* [Given instruction] Collect every line that includes the string "this".

* [Record excerpts]
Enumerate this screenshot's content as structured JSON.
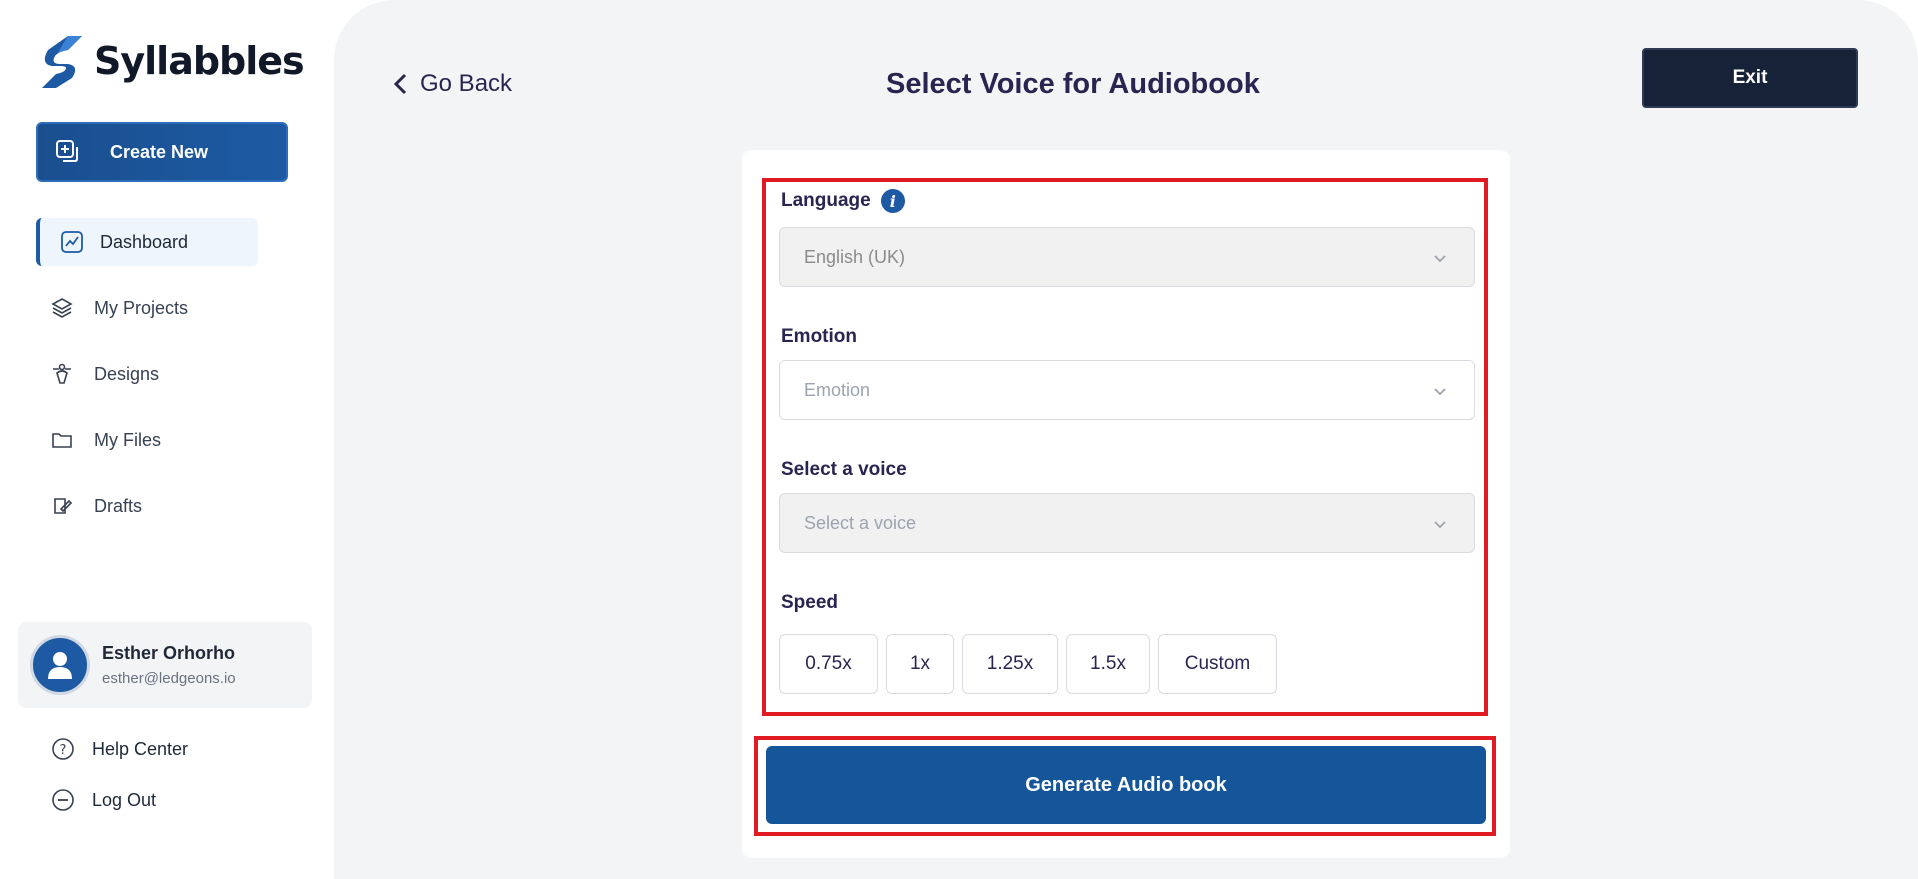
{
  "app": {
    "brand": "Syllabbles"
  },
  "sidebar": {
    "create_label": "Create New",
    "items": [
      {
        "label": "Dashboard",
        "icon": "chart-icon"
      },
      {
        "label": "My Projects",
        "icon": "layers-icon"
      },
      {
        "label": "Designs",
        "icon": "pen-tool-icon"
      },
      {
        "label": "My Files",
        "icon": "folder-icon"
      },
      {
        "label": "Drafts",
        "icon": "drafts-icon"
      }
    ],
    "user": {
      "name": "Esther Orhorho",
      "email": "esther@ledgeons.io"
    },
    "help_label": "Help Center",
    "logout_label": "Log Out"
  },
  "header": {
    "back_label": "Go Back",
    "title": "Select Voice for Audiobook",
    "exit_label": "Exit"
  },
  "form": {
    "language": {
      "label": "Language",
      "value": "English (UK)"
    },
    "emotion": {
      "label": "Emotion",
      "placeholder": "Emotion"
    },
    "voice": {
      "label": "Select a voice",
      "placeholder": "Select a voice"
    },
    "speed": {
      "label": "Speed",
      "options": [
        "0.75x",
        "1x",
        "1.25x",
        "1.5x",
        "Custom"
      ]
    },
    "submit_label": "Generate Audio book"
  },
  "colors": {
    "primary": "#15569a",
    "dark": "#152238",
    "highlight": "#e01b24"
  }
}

...

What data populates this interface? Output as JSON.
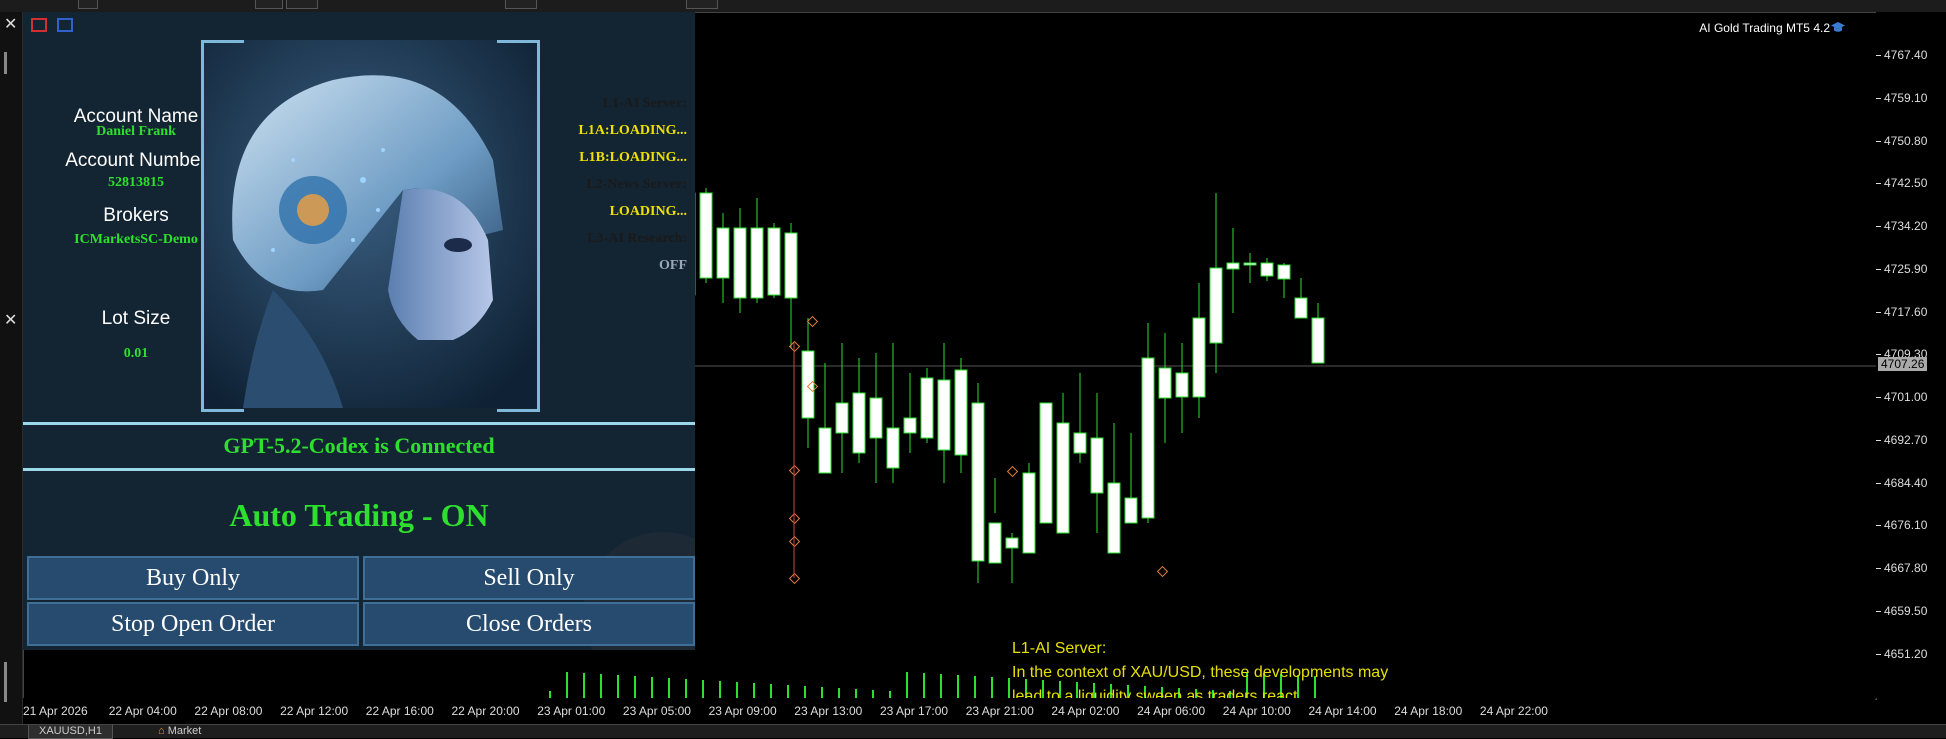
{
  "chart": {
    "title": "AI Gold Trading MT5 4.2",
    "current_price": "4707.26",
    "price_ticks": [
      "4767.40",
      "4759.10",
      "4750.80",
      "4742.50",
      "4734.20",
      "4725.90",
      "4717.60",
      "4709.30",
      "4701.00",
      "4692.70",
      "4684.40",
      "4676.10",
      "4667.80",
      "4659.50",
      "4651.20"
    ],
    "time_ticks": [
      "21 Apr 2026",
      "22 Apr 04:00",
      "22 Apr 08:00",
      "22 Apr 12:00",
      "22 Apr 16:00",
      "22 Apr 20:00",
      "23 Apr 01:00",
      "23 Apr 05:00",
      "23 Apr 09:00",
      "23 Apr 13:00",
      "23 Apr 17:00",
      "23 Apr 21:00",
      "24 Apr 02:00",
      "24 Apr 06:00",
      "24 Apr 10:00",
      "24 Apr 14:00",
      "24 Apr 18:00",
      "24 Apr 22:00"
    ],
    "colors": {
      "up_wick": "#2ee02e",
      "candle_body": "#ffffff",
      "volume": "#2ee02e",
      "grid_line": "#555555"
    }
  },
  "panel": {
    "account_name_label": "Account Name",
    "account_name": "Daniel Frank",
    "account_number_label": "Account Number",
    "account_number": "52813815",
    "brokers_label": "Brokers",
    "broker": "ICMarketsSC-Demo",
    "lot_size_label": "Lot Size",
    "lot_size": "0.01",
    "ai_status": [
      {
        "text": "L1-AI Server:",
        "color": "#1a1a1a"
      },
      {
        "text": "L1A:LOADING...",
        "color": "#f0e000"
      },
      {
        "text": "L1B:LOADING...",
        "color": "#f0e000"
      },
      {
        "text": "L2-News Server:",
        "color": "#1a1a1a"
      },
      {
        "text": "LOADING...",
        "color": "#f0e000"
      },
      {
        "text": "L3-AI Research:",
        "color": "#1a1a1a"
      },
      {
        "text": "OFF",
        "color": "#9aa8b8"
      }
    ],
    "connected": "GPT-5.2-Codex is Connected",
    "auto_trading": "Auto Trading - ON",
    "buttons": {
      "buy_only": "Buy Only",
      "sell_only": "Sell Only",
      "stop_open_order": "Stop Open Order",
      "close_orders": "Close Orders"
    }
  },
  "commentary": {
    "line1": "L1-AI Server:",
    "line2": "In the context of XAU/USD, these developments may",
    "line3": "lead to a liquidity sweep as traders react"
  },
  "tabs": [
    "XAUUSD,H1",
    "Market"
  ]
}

* [Reply]
Enumerate this screenshot's content as structured JSON.
What data populates this interface? Output as JSON.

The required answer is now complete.